**Written task**
Pictures stay out of the copy; restate everything else in the material exactly.

Dataset excerpts
========================================================================

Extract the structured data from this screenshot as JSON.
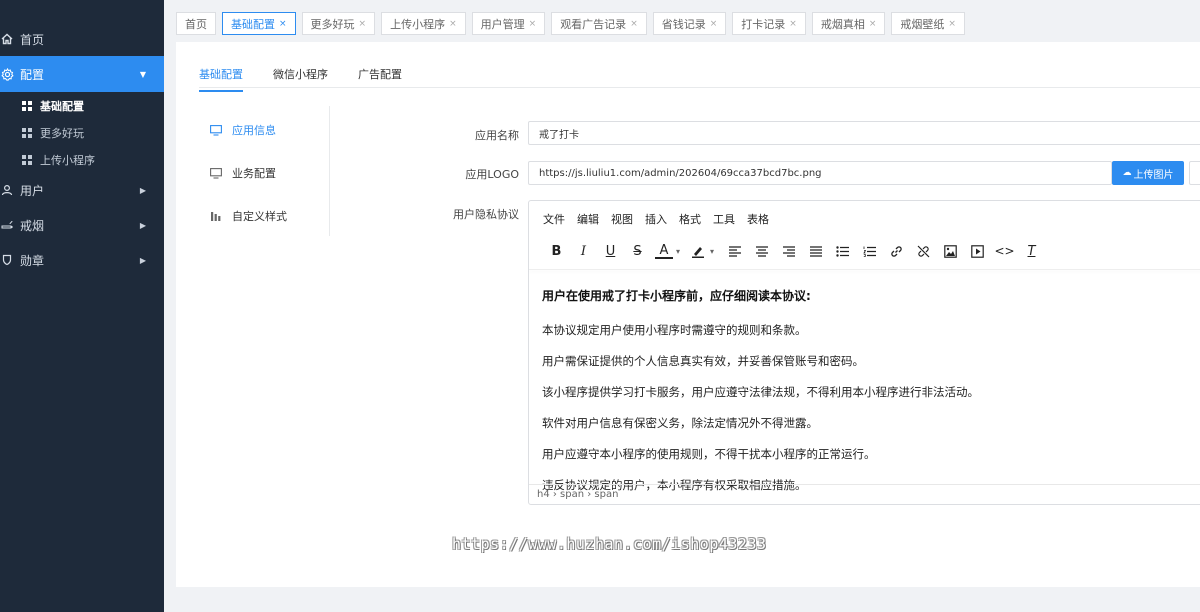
{
  "sidebar": {
    "brand": "",
    "menu": [
      {
        "label": "首页",
        "icon": "home-icon"
      },
      {
        "label": "配置",
        "icon": "gear-icon"
      },
      {
        "label": "用户",
        "icon": "user-icon"
      },
      {
        "label": "戒烟",
        "icon": "smoke-icon"
      },
      {
        "label": "勋章",
        "icon": "medal-icon"
      }
    ],
    "submenu": [
      {
        "label": "基础配置"
      },
      {
        "label": "更多好玩"
      },
      {
        "label": "上传小程序"
      }
    ]
  },
  "tabs": [
    {
      "label": "首页"
    },
    {
      "label": "基础配置"
    },
    {
      "label": "更多好玩"
    },
    {
      "label": "上传小程序"
    },
    {
      "label": "用户管理"
    },
    {
      "label": "观看广告记录"
    },
    {
      "label": "省钱记录"
    },
    {
      "label": "打卡记录"
    },
    {
      "label": "戒烟真相"
    },
    {
      "label": "戒烟壁纸"
    }
  ],
  "tab_close": "×",
  "inner_tabs": [
    {
      "label": "基础配置"
    },
    {
      "label": "微信小程序"
    },
    {
      "label": "广告配置"
    }
  ],
  "side_menu": [
    {
      "label": "应用信息",
      "icon": "monitor-icon"
    },
    {
      "label": "业务配置",
      "icon": "monitor-icon"
    },
    {
      "label": "自定义样式",
      "icon": "bar-chart-icon"
    }
  ],
  "form": {
    "app_name_label": "应用名称",
    "app_name_value": "戒了打卡",
    "app_logo_label": "应用LOGO",
    "app_logo_value": "https://js.liuliu1.com/admin/202604/69cca37bcd7bc.png",
    "upload_label": "上传图片",
    "privacy_label": "用户隐私协议"
  },
  "editor": {
    "menubar": [
      "文件",
      "编辑",
      "视图",
      "插入",
      "格式",
      "工具",
      "表格"
    ],
    "heading": "用户在使用戒了打卡小程序前，应仔细阅读本协议:",
    "paragraphs": [
      "本协议规定用户使用小程序时需遵守的规则和条款。",
      "用户需保证提供的个人信息真实有效，并妥善保管账号和密码。",
      "该小程序提供学习打卡服务，用户应遵守法律法规，不得利用本小程序进行非法活动。",
      "软件对用户信息有保密义务，除法定情况外不得泄露。",
      "用户应遵守本小程序的使用规则，不得干扰本小程序的正常运行。",
      "违反协议规定的用户，本小程序有权采取相应措施。"
    ],
    "status_path": "h4 › span › span"
  },
  "watermark": "https://www.huzhan.com/ishop43233",
  "colors": {
    "accent": "#2d8cf0",
    "sidebar_bg": "#1e2a3a"
  }
}
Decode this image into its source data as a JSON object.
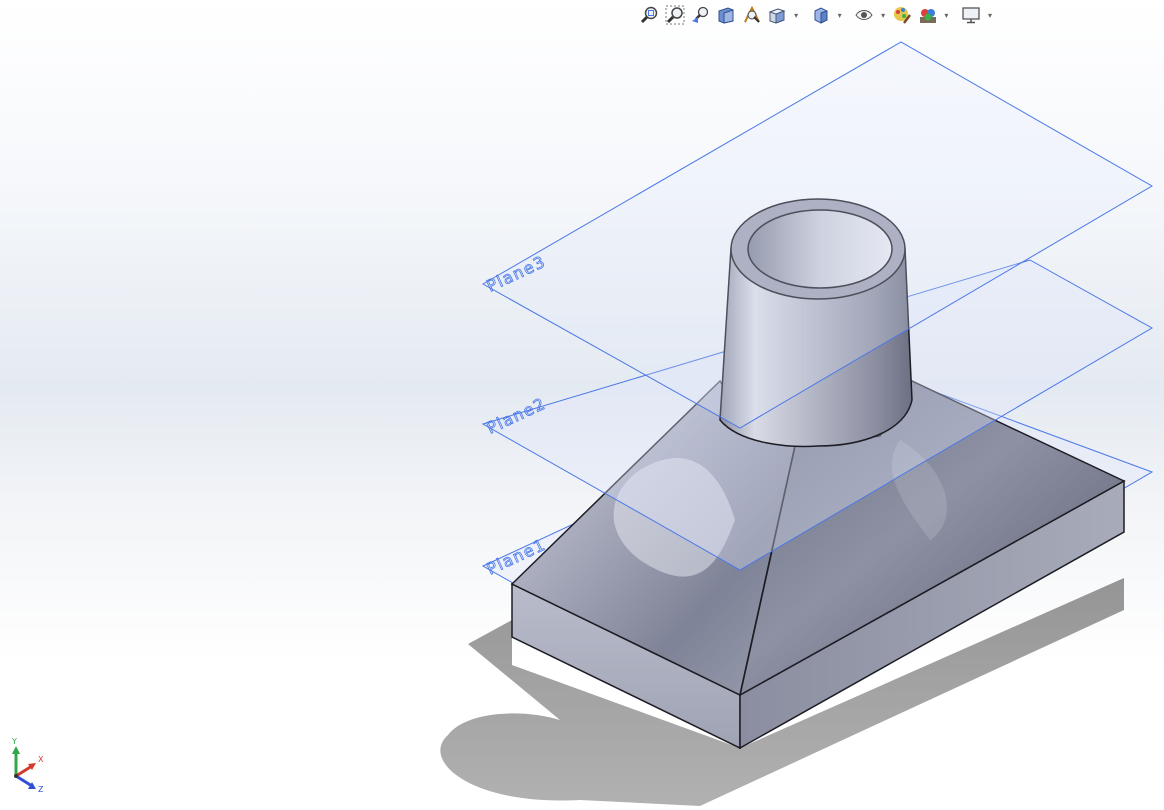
{
  "toolbar": {
    "items": [
      {
        "name": "zoom-to-fit",
        "icon": "zoom-to-fit-icon"
      },
      {
        "name": "zoom-to-area",
        "icon": "zoom-to-area-icon"
      },
      {
        "name": "previous-view",
        "icon": "previous-view-icon"
      },
      {
        "name": "section-view",
        "icon": "section-view-icon"
      },
      {
        "name": "dynamic-annotation-views",
        "icon": "dynamic-annotation-icon"
      },
      {
        "name": "view-orientation",
        "icon": "view-orientation-icon",
        "dropdown": true
      },
      {
        "name": "display-style",
        "icon": "display-style-icon",
        "dropdown": true
      },
      {
        "name": "hide-show-items",
        "icon": "hide-show-items-icon",
        "dropdown": true
      },
      {
        "name": "edit-appearance",
        "icon": "edit-appearance-icon"
      },
      {
        "name": "apply-scene",
        "icon": "apply-scene-icon",
        "dropdown": true
      },
      {
        "name": "view-settings",
        "icon": "view-settings-icon",
        "dropdown": true
      }
    ]
  },
  "planes": {
    "plane1": "Plane1",
    "plane2": "Plane2",
    "plane3": "Plane3"
  },
  "triad": {
    "x_label": "X",
    "y_label": "Y",
    "z_label": "Z"
  },
  "colors": {
    "plane_edge": "#4a78e8",
    "plane_fill": "#dfe6fb",
    "model_body": "#8d92a4",
    "edge_line": "#1c1c24",
    "shadow": "#8c8c8c"
  }
}
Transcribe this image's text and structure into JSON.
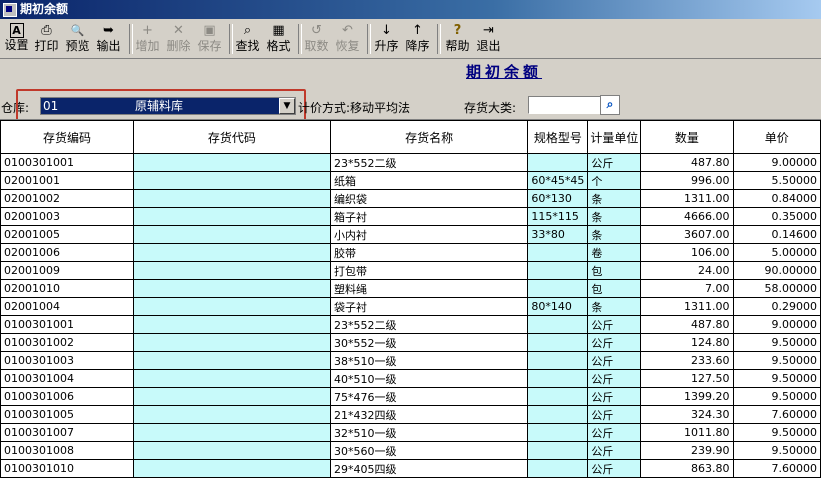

========================================================================

**Solution for this exercise**
Extract the structured data from this screenshot as JSON.
{
  "sidebar": {
    "brand": "",
    "menu": [
      {
        "label": "首页",
        "icon": "home-icon"
      },
      {
        "label": "配置",
        "icon": "gear-icon"
      },
      {
        "label": "用户",
        "icon": "user-icon"
      },
      {
        "label": "戒烟",
        "icon": "smoke-icon"
      },
      {
        "label": "勋章",
        "icon": "medal-icon"
      }
    ],
    "submenu": [
      {
        "label": "基础配置"
      },
      {
        "label": "更多好玩"
      },
      {
        "label": "上传小程序"
      }
    ]
  },
  "tabs": [
    {
      "label": "首页"
    },
    {
      "label": "基础配置"
    },
    {
      "label": "更多好玩"
    },
    {
      "label": "上传小程序"
    },
    {
      "label": "用户管理"
    },
    {
      "label": "观看广告记录"
    },
    {
      "label": "省钱记录"
    },
    {
      "label": "打卡记录"
    },
    {
      "label": "戒烟真相"
    },
    {
      "label": "戒烟壁纸"
    }
  ],
  "tab_close": "×",
  "inner_tabs": [
    {
      "label": "基础配置"
    },
    {
      "label": "微信小程序"
    },
    {
      "label": "广告配置"
    }
  ],
  "side_menu": [
    {
      "label": "应用信息",
      "icon": "monitor-icon"
    },
    {
      "label": "业务配置",
      "icon": "monitor-icon"
    },
    {
      "label": "自定义样式",
      "icon": "bar-chart-icon"
    }
  ],
  "form": {
    "app_name_label": "应用名称",
    "app_name_value": "戒了打卡",
    "app_logo_label": "应用LOGO",
    "app_logo_value": "https://js.liuliu1.com/admin/202604/69cca37bcd7bc.png",
    "upload_label": "上传图片",
    "privacy_label": "用户隐私协议"
  },
  "editor": {
    "menubar": [
      "文件",
      "编辑",
      "视图",
      "插入",
      "格式",
      "工具",
      "表格"
    ],
    "heading": "用户在使用戒了打卡小程序前，应仔细阅读本协议:",
    "paragraphs": [
      "本协议规定用户使用小程序时需遵守的规则和条款。",
      "用户需保证提供的个人信息真实有效，并妥善保管账号和密码。",
      "该小程序提供学习打卡服务，用户应遵守法律法规，不得利用本小程序进行非法活动。",
      "软件对用户信息有保密义务，除法定情况外不得泄露。",
      "用户应遵守本小程序的使用规则，不得干扰本小程序的正常运行。",
      "违反协议规定的用户，本小程序有权采取相应措施。"
    ],
    "status_path": "h4 › span › span"
  },
  "watermark": "https://www.huzhan.com/ishop43233",
  "colors": {
    "accent": "#2d8cf0",
    "sidebar_bg": "#1e2a3a"
  }
}
Decode this image into its source data as a JSON object.
{
  "toolbar": {
    "items": [
      {
        "name": "zoom-to-fit",
        "icon": "zoom-to-fit-icon"
      },
      {
        "name": "zoom-to-area",
        "icon": "zoom-to-area-icon"
      },
      {
        "name": "previous-view",
        "icon": "previous-view-icon"
      },
      {
        "name": "section-view",
        "icon": "section-view-icon"
      },
      {
        "name": "dynamic-annotation-views",
        "icon": "dynamic-annotation-icon"
      },
      {
        "name": "view-orientation",
        "icon": "view-orientation-icon",
        "dropdown": true
      },
      {
        "name": "display-style",
        "icon": "display-style-icon",
        "dropdown": true
      },
      {
        "name": "hide-show-items",
        "icon": "hide-show-items-icon",
        "dropdown": true
      },
      {
        "name": "edit-appearance",
        "icon": "edit-appearance-icon"
      },
      {
        "name": "apply-scene",
        "icon": "apply-scene-icon",
        "dropdown": true
      },
      {
        "name": "view-settings",
        "icon": "view-settings-icon",
        "dropdown": true
      }
    ]
  },
  "planes": {
    "plane1": "Plane1",
    "plane2": "Plane2",
    "plane3": "Plane3"
  },
  "triad": {
    "x_label": "X",
    "y_label": "Y",
    "z_label": "Z"
  },
  "colors": {
    "plane_edge": "#4a78e8",
    "plane_fill": "#dfe6fb",
    "model_body": "#8d92a4",
    "edge_line": "#1c1c24",
    "shadow": "#8c8c8c"
  }
}
Transcribe this image's text and structure into JSON.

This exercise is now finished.